TASK PROMPT
From the listing, collect all lines containing the word "page".

SOURCE MATERIAL

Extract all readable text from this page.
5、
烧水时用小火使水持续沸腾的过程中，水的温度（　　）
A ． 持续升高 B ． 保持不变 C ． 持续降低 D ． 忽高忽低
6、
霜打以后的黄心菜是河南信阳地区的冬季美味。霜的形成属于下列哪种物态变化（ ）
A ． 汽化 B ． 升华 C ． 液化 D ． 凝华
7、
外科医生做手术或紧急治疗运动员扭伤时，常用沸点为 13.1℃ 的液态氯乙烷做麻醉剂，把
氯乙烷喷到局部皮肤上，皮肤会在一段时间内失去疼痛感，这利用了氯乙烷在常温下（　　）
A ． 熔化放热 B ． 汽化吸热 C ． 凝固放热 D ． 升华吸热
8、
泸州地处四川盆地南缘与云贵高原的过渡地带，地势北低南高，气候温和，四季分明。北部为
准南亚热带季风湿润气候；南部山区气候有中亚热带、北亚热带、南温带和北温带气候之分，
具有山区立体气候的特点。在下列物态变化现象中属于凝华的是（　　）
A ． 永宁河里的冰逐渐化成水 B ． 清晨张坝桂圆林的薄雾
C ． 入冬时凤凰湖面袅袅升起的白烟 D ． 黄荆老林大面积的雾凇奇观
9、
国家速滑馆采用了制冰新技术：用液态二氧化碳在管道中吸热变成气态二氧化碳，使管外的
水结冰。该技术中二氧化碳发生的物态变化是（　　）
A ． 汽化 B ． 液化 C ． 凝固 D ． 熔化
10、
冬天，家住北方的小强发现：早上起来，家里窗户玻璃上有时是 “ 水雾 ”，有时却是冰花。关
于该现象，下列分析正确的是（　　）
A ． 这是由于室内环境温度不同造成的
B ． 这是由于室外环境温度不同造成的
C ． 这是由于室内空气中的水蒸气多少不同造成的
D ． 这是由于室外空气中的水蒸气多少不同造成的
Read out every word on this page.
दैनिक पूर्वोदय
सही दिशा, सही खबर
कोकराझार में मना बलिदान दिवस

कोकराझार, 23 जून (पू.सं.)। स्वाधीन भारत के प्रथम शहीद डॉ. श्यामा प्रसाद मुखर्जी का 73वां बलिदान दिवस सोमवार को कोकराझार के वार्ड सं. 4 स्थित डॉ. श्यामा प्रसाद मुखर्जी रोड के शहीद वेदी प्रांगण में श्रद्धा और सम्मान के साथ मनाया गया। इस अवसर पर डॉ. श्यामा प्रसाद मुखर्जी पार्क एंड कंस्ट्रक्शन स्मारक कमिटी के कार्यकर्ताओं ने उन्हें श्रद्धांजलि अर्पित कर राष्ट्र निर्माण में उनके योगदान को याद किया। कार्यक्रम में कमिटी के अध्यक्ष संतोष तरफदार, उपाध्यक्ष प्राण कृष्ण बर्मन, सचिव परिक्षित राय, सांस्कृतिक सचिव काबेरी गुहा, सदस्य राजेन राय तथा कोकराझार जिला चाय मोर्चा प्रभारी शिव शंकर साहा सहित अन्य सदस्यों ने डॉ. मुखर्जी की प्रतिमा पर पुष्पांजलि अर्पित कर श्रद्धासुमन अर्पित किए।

TASK OUTPUT
Extract all readable text from this page.
Read out every word on this page.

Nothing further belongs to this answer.